TASK OBJECTIVE
All of the records listed below should be retyped exactly.

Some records
※ ※ ※

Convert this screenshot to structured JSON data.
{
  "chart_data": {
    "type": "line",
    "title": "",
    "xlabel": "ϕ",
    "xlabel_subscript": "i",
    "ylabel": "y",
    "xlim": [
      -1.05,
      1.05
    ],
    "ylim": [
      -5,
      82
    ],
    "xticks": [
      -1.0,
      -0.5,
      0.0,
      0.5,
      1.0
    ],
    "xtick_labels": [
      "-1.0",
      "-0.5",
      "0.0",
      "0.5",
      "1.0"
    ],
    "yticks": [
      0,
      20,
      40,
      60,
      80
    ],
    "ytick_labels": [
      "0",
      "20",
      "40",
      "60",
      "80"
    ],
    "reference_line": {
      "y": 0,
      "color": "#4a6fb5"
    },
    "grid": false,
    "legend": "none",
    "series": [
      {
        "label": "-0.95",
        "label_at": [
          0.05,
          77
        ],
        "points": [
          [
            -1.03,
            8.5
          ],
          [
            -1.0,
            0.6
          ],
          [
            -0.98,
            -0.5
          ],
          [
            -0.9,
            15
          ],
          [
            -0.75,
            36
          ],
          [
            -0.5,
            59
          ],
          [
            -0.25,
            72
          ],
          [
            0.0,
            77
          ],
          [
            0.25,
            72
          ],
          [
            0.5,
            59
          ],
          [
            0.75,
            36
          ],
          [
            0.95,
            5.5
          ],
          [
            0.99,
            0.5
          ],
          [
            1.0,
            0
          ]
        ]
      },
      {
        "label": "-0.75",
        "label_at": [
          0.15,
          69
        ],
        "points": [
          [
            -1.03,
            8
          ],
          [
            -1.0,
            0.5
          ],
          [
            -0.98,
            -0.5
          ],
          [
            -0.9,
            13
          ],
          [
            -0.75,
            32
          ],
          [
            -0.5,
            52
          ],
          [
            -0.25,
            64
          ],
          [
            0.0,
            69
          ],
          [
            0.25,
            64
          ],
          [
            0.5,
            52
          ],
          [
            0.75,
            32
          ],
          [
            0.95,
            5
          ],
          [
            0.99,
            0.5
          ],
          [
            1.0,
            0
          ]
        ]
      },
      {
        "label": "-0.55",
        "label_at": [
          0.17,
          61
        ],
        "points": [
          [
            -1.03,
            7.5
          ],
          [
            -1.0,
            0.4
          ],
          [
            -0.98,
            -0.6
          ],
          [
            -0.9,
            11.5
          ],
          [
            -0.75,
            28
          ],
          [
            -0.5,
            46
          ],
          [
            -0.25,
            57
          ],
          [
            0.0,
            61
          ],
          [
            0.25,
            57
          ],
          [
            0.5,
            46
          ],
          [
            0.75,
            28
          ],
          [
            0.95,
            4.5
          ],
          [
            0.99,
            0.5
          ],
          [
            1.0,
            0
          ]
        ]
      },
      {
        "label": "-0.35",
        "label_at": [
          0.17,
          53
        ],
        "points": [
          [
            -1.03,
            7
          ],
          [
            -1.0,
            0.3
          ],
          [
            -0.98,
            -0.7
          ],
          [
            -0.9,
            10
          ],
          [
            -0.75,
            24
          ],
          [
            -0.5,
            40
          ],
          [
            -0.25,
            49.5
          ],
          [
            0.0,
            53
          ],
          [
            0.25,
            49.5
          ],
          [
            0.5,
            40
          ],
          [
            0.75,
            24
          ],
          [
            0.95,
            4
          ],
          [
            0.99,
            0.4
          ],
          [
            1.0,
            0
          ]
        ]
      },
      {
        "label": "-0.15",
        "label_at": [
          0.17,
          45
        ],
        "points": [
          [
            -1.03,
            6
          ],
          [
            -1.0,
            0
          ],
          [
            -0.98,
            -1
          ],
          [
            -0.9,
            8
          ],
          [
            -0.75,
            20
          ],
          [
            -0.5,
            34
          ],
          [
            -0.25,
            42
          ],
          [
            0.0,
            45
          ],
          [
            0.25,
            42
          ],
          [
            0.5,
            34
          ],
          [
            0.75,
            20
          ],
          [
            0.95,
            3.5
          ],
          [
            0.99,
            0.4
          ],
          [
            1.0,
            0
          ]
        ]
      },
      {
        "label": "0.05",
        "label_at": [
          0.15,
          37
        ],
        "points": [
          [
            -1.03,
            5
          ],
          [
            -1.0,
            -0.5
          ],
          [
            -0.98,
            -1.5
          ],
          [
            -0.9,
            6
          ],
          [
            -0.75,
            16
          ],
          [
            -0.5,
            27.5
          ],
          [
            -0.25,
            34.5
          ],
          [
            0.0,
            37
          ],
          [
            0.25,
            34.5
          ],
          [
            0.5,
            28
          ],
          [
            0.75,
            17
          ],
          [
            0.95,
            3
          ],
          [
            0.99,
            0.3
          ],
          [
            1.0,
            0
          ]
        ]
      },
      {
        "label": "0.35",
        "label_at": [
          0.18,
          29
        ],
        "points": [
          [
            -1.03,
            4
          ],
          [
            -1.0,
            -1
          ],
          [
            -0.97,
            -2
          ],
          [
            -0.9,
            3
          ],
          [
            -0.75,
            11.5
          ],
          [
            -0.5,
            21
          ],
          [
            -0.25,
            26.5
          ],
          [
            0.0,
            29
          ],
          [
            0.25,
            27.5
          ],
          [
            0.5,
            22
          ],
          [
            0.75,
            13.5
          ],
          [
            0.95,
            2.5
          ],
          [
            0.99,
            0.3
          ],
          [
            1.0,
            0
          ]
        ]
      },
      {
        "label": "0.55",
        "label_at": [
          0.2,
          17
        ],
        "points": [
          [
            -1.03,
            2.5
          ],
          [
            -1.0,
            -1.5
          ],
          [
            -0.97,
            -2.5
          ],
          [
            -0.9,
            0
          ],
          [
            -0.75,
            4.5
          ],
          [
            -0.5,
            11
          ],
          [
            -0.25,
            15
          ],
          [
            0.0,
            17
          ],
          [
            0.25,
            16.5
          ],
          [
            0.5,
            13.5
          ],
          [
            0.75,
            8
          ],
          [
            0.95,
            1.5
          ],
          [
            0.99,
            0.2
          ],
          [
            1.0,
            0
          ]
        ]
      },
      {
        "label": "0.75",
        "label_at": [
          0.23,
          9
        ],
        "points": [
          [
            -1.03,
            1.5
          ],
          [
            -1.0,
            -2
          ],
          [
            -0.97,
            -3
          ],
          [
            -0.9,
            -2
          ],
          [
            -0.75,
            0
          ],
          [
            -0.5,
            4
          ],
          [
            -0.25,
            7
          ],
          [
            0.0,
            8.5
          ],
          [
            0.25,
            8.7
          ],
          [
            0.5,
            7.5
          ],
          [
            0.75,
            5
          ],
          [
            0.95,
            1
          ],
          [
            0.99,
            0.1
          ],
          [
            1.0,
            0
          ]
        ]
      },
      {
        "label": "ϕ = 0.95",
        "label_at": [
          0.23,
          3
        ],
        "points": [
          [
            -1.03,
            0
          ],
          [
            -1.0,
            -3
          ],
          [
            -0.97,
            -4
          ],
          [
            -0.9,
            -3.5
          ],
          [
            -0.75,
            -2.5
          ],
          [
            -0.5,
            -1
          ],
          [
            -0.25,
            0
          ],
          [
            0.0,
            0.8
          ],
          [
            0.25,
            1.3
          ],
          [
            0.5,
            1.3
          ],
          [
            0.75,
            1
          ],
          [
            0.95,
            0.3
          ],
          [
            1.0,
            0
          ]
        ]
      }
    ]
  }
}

※ ※ ※

EXERCISE RESULT
Convert this screenshot to structured JSON data.
{
  "chart_data": {
    "type": "line",
    "title": "",
    "xlabel": "ϕ",
    "xlabel_subscript": "i",
    "ylabel": "y",
    "xlim": [
      -1.05,
      1.05
    ],
    "ylim": [
      -5,
      82
    ],
    "xticks": [
      -1.0,
      -0.5,
      0.0,
      0.5,
      1.0
    ],
    "xtick_labels": [
      "-1.0",
      "-0.5",
      "0.0",
      "0.5",
      "1.0"
    ],
    "yticks": [
      0,
      20,
      40,
      60,
      80
    ],
    "ytick_labels": [
      "0",
      "20",
      "40",
      "60",
      "80"
    ],
    "reference_line": {
      "y": 0,
      "color": "#4a6fb5"
    },
    "grid": false,
    "legend": "none",
    "series": [
      {
        "label": "-0.95",
        "label_at": [
          0.05,
          77
        ],
        "points": [
          [
            -1.03,
            8.5
          ],
          [
            -1.0,
            0.6
          ],
          [
            -0.98,
            -0.5
          ],
          [
            -0.9,
            15
          ],
          [
            -0.75,
            36
          ],
          [
            -0.5,
            59
          ],
          [
            -0.25,
            72
          ],
          [
            0.0,
            77
          ],
          [
            0.25,
            72
          ],
          [
            0.5,
            59
          ],
          [
            0.75,
            36
          ],
          [
            0.95,
            5.5
          ],
          [
            0.99,
            0.5
          ],
          [
            1.0,
            0
          ]
        ]
      },
      {
        "label": "-0.75",
        "label_at": [
          0.15,
          69
        ],
        "points": [
          [
            -1.03,
            8
          ],
          [
            -1.0,
            0.5
          ],
          [
            -0.98,
            -0.5
          ],
          [
            -0.9,
            13
          ],
          [
            -0.75,
            32
          ],
          [
            -0.5,
            52
          ],
          [
            -0.25,
            64
          ],
          [
            0.0,
            69
          ],
          [
            0.25,
            64
          ],
          [
            0.5,
            52
          ],
          [
            0.75,
            32
          ],
          [
            0.95,
            5
          ],
          [
            0.99,
            0.5
          ],
          [
            1.0,
            0
          ]
        ]
      },
      {
        "label": "-0.55",
        "label_at": [
          0.17,
          61
        ],
        "points": [
          [
            -1.03,
            7.5
          ],
          [
            -1.0,
            0.4
          ],
          [
            -0.98,
            -0.6
          ],
          [
            -0.9,
            11.5
          ],
          [
            -0.75,
            28
          ],
          [
            -0.5,
            46
          ],
          [
            -0.25,
            57
          ],
          [
            0.0,
            61
          ],
          [
            0.25,
            57
          ],
          [
            0.5,
            46
          ],
          [
            0.75,
            28
          ],
          [
            0.95,
            4.5
          ],
          [
            0.99,
            0.5
          ],
          [
            1.0,
            0
          ]
        ]
      },
      {
        "label": "-0.35",
        "label_at": [
          0.17,
          53
        ],
        "points": [
          [
            -1.03,
            7
          ],
          [
            -1.0,
            0.3
          ],
          [
            -0.98,
            -0.7
          ],
          [
            -0.9,
            10
          ],
          [
            -0.75,
            24
          ],
          [
            -0.5,
            40
          ],
          [
            -0.25,
            49.5
          ],
          [
            0.0,
            53
          ],
          [
            0.25,
            49.5
          ],
          [
            0.5,
            40
          ],
          [
            0.75,
            24
          ],
          [
            0.95,
            4
          ],
          [
            0.99,
            0.4
          ],
          [
            1.0,
            0
          ]
        ]
      },
      {
        "label": "-0.15",
        "label_at": [
          0.17,
          45
        ],
        "points": [
          [
            -1.03,
            6
          ],
          [
            -1.0,
            0
          ],
          [
            -0.98,
            -1
          ],
          [
            -0.9,
            8
          ],
          [
            -0.75,
            20
          ],
          [
            -0.5,
            34
          ],
          [
            -0.25,
            42
          ],
          [
            0.0,
            45
          ],
          [
            0.25,
            42
          ],
          [
            0.5,
            34
          ],
          [
            0.75,
            20
          ],
          [
            0.95,
            3.5
          ],
          [
            0.99,
            0.4
          ],
          [
            1.0,
            0
          ]
        ]
      },
      {
        "label": "0.05",
        "label_at": [
          0.15,
          37
        ],
        "points": [
          [
            -1.03,
            5
          ],
          [
            -1.0,
            -0.5
          ],
          [
            -0.98,
            -1.5
          ],
          [
            -0.9,
            6
          ],
          [
            -0.75,
            16
          ],
          [
            -0.5,
            27.5
          ],
          [
            -0.25,
            34.5
          ],
          [
            0.0,
            37
          ],
          [
            0.25,
            34.5
          ],
          [
            0.5,
            28
          ],
          [
            0.75,
            17
          ],
          [
            0.95,
            3
          ],
          [
            0.99,
            0.3
          ],
          [
            1.0,
            0
          ]
        ]
      },
      {
        "label": "0.35",
        "label_at": [
          0.18,
          29
        ],
        "points": [
          [
            -1.03,
            4
          ],
          [
            -1.0,
            -1
          ],
          [
            -0.97,
            -2
          ],
          [
            -0.9,
            3
          ],
          [
            -0.75,
            11.5
          ],
          [
            -0.5,
            21
          ],
          [
            -0.25,
            26.5
          ],
          [
            0.0,
            29
          ],
          [
            0.25,
            27.5
          ],
          [
            0.5,
            22
          ],
          [
            0.75,
            13.5
          ],
          [
            0.95,
            2.5
          ],
          [
            0.99,
            0.3
          ],
          [
            1.0,
            0
          ]
        ]
      },
      {
        "label": "0.55",
        "label_at": [
          0.2,
          17
        ],
        "points": [
          [
            -1.03,
            2.5
          ],
          [
            -1.0,
            -1.5
          ],
          [
            -0.97,
            -2.5
          ],
          [
            -0.9,
            0
          ],
          [
            -0.75,
            4.5
          ],
          [
            -0.5,
            11
          ],
          [
            -0.25,
            15
          ],
          [
            0.0,
            17
          ],
          [
            0.25,
            16.5
          ],
          [
            0.5,
            13.5
          ],
          [
            0.75,
            8
          ],
          [
            0.95,
            1.5
          ],
          [
            0.99,
            0.2
          ],
          [
            1.0,
            0
          ]
        ]
      },
      {
        "label": "0.75",
        "label_at": [
          0.23,
          9
        ],
        "points": [
          [
            -1.03,
            1.5
          ],
          [
            -1.0,
            -2
          ],
          [
            -0.97,
            -3
          ],
          [
            -0.9,
            -2
          ],
          [
            -0.75,
            0
          ],
          [
            -0.5,
            4
          ],
          [
            -0.25,
            7
          ],
          [
            0.0,
            8.5
          ],
          [
            0.25,
            8.7
          ],
          [
            0.5,
            7.5
          ],
          [
            0.75,
            5
          ],
          [
            0.95,
            1
          ],
          [
            0.99,
            0.1
          ],
          [
            1.0,
            0
          ]
        ]
      },
      {
        "label": "ϕ = 0.95",
        "label_at": [
          0.23,
          3
        ],
        "points": [
          [
            -1.03,
            0
          ],
          [
            -1.0,
            -3
          ],
          [
            -0.97,
            -4
          ],
          [
            -0.9,
            -3.5
          ],
          [
            -0.75,
            -2.5
          ],
          [
            -0.5,
            -1
          ],
          [
            -0.25,
            0
          ],
          [
            0.0,
            0.8
          ],
          [
            0.25,
            1.3
          ],
          [
            0.5,
            1.3
          ],
          [
            0.75,
            1
          ],
          [
            0.95,
            0.3
          ],
          [
            1.0,
            0
          ]
        ]
      }
    ]
  }
}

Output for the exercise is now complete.